Objective: Show, in full, each line of the data that contains "roku".

-------- Material for this exercise

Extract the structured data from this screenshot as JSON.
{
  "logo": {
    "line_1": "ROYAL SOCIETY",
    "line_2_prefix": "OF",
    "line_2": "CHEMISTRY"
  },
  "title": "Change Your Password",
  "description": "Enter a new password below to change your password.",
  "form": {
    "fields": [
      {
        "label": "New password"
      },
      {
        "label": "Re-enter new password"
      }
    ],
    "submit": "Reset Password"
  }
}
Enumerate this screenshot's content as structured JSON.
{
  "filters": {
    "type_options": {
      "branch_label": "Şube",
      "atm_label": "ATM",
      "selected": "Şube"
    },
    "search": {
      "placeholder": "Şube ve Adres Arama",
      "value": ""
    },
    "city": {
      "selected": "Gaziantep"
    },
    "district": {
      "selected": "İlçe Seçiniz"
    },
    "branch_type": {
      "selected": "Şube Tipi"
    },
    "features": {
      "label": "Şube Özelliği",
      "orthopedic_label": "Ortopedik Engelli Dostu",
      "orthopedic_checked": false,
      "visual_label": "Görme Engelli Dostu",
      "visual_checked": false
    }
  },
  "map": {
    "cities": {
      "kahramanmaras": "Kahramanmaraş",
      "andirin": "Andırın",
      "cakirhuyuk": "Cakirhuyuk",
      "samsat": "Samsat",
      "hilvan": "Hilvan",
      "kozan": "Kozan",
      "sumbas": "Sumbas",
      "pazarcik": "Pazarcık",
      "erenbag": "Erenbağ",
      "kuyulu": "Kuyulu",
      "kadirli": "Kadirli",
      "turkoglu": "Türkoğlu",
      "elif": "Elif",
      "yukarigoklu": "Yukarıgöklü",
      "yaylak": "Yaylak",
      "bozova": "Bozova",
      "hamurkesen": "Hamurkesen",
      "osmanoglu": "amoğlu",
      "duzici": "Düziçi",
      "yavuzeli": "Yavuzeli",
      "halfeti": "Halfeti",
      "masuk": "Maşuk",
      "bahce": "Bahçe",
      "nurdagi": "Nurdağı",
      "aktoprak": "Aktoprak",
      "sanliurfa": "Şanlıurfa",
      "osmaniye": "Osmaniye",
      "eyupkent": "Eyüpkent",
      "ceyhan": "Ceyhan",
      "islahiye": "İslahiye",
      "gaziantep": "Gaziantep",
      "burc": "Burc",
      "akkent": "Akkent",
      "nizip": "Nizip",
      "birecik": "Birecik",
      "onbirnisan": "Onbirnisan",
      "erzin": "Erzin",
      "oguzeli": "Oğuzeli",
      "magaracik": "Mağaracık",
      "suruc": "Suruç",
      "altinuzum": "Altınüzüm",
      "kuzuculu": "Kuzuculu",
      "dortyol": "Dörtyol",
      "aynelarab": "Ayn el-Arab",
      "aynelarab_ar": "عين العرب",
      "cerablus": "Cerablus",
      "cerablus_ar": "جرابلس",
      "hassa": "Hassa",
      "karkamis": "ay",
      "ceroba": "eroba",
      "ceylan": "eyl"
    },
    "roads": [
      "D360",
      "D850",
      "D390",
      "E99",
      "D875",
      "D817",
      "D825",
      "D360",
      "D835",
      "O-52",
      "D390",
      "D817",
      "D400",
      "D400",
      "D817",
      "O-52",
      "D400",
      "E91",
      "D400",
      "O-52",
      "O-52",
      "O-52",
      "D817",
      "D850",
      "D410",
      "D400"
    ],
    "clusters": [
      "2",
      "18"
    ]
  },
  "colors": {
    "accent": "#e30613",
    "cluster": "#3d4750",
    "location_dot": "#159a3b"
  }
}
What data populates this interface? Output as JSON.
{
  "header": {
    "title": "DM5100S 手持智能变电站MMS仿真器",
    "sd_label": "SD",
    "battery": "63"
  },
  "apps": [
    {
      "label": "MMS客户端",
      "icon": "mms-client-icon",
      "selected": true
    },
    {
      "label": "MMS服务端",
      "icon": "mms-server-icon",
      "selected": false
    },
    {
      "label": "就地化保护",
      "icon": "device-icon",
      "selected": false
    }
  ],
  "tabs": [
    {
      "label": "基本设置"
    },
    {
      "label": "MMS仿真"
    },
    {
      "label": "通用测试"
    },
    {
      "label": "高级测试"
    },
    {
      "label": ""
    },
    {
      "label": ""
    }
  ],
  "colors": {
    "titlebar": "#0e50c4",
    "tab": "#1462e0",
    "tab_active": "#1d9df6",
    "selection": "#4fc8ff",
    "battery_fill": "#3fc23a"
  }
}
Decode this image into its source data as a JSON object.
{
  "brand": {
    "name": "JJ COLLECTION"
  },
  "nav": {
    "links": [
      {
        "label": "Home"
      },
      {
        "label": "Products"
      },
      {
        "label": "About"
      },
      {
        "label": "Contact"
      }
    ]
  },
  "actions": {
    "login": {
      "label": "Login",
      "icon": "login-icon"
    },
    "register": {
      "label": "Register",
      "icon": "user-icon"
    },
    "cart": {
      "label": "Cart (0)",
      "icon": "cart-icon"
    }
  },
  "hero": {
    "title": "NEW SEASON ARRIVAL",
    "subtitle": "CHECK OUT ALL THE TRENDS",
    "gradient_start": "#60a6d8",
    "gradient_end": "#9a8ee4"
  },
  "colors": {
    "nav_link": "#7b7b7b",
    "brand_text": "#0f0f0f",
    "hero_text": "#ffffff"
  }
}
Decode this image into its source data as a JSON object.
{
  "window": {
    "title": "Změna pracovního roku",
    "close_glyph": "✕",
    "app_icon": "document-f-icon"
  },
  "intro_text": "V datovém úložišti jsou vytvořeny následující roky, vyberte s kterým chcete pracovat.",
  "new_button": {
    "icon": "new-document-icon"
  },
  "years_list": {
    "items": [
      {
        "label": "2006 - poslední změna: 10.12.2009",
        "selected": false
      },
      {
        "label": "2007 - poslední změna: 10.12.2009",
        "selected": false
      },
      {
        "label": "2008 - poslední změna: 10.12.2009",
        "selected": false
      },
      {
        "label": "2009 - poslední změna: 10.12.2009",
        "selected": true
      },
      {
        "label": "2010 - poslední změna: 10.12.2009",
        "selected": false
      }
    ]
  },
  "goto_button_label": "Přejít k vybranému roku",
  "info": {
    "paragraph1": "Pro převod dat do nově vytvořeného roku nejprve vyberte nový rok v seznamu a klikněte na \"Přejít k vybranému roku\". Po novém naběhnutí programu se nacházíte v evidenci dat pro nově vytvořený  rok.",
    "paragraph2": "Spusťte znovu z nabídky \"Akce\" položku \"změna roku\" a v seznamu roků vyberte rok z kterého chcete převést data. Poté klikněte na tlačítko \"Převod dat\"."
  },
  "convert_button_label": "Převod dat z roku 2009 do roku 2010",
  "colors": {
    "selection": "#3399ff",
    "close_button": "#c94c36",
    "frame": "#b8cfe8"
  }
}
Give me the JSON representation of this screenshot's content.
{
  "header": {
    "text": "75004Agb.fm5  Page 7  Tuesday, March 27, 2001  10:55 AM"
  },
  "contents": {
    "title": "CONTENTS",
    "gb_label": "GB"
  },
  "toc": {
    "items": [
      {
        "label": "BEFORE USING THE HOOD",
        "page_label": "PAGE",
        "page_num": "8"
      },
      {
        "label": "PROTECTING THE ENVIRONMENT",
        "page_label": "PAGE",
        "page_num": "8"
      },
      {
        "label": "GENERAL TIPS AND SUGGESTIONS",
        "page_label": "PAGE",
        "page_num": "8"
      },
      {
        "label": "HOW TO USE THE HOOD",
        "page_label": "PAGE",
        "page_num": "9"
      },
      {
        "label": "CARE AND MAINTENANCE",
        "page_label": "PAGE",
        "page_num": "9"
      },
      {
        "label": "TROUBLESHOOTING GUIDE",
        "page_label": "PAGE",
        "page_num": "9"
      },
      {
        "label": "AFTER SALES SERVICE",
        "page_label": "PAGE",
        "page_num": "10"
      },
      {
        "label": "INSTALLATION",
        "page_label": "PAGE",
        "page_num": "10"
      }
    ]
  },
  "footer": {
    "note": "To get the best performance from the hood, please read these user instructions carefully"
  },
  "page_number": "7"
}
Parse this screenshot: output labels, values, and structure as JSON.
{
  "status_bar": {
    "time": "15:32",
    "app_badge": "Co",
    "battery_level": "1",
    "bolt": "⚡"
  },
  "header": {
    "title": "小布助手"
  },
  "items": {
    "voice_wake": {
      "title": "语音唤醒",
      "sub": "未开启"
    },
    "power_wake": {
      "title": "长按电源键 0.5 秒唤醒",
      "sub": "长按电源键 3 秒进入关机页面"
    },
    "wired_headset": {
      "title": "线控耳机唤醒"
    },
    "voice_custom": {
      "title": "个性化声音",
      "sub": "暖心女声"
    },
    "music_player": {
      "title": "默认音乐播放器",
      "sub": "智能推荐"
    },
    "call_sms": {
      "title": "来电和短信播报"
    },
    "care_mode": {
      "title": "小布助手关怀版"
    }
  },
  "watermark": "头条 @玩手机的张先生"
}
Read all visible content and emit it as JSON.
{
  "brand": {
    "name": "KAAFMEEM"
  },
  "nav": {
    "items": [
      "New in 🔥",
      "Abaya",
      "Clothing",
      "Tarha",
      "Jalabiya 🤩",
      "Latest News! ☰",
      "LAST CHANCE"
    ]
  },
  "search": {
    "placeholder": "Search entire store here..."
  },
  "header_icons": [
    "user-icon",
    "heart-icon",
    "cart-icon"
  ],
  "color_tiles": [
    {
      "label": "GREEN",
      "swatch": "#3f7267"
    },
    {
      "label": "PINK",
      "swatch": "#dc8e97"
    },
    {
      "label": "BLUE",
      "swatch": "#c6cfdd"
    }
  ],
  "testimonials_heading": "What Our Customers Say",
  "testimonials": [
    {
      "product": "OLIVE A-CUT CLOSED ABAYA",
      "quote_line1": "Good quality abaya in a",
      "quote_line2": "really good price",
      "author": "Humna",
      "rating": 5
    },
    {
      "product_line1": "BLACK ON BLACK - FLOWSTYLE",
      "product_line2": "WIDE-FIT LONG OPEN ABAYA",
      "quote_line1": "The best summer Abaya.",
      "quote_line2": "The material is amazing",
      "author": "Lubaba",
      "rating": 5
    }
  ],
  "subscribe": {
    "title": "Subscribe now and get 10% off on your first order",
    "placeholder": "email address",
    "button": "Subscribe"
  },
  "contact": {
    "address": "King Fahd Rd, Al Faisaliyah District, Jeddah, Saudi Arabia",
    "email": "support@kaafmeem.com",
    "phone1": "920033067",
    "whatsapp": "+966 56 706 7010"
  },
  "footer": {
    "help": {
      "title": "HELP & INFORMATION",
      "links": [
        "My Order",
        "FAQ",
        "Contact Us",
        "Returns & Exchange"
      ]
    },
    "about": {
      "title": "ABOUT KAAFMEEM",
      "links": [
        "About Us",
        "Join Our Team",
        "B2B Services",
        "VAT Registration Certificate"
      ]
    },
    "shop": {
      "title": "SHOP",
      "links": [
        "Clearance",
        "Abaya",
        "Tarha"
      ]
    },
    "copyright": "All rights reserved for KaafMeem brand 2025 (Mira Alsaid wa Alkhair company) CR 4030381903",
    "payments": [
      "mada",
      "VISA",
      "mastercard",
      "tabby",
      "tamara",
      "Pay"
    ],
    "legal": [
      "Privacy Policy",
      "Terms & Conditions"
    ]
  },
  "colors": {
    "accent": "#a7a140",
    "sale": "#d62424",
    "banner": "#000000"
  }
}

----------------

Written answer:
    "title": "Změna pracovního roku",
  "goto_button_label": "Přejít k vybranému roku",
    "paragraph1": "Pro převod dat do nově vytvořeného roku nejprve vyberte nový rok v seznamu a klikněte na \"Přejít k vybranému roku\". Po novém naběhnutí programu se nacházíte v evidenci dat pro nově vytvořený  rok.",
    "paragraph2": "Spusťte znovu z nabídky \"Akce\" položku \"změna roku\" a v seznamu roků vyberte rok z kterého chcete převést data. Poté klikněte na tlačítko \"Převod dat\"."
  "convert_button_label": "Převod dat z roku 2009 do roku 2010",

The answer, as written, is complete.